Je pris tout cela pour bon ; la fin fut que la peur le tint joint à nous, mais le premier payement fait, il n’en voulut plus ouïr parler, et que nous ne le vîmes ni aux assemblées, ni aux sollicitations, ni en aucunes des démarches sur ce procès. Avec cette conduite il s’attira ceux que d’effet il abandonnoit et qui ne s’en contraignirent pas dans le monde, lequel leur fit écho sur un homme peu estimé et aimé pour avoir abusé de sa faveur, et en être tombé par ses fautes avec une grande brèche à l’État. Il n’apaisa pas l’ancienne haine de d’Antin, bien loin de se concilier son secours, pour n’oser prendre son parti, et il n’y eut pas jusqu’à l’entremetteur Lignerac qui fut trouvé fort ridicule.

(Données de placement des éléments)
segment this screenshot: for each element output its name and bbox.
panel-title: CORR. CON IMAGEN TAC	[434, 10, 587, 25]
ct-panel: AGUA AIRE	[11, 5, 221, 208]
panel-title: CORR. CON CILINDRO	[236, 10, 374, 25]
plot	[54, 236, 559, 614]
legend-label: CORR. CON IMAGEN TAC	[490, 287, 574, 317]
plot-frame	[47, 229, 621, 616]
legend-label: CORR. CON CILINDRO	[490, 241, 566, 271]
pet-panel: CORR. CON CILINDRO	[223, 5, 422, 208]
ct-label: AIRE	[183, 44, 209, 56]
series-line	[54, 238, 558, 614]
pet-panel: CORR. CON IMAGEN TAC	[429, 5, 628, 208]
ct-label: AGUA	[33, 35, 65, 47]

_Énoncé A_.
D'après l'extrait, qui fut trouvé fort ridicule ?
_Énoncé B_.
Recopiez mot pour mot, s'il vous plaît, le passage de l'extrait qui commence aux mots « Je pris tout » et s'arrête après les mots « trouvé fort ridicule. ».
_Énoncé C_.
Résumez l'extrait en deux phrases.

_Réponse A_.
L'entremetteur Lignerac.

_Réponse B_.
Je pris tout cela pour bon ; la fin fut que la peur le tint joint à nous, mais le premier payement fait, il n’en voulut plus ouïr parler, et que nous ne le vîmes ni aux assemblées, ni aux sollicitations, ni en aucunes des démarches sur ce procès. Avec cette conduite il s’attira ceux que d’effet il abandonnoit et qui ne s’en contraignirent pas dans le monde, lequel leur fit écho sur un homme peu estimé et aimé pour avoir abusé de sa faveur, et en être tombé par ses fautes avec une grande brèche à l’État. Il n’apaisa pas l’ancienne haine de d’Antin, bien loin de se concilier son secours, pour n’oser prendre son parti, et il n’y eut pas jusqu’à l’entremetteur Lignerac qui fut trouvé fort ridicule.

_Réponse C_.
Retenu d'abord par la peur, l'homme dont parle l'extrait se retira du procès une fois le premier payement fait, sans plus paraître aux assemblées, aux sollicitations ni aux démarches. Cette conduite lui attira les reproches ouverts de ceux qu'il abandonnait, repris par le monde, sans apaiser l'ancienne haine de d'Antin, et l'entremetteur Lignerac lui-même fut trouvé fort ridicule.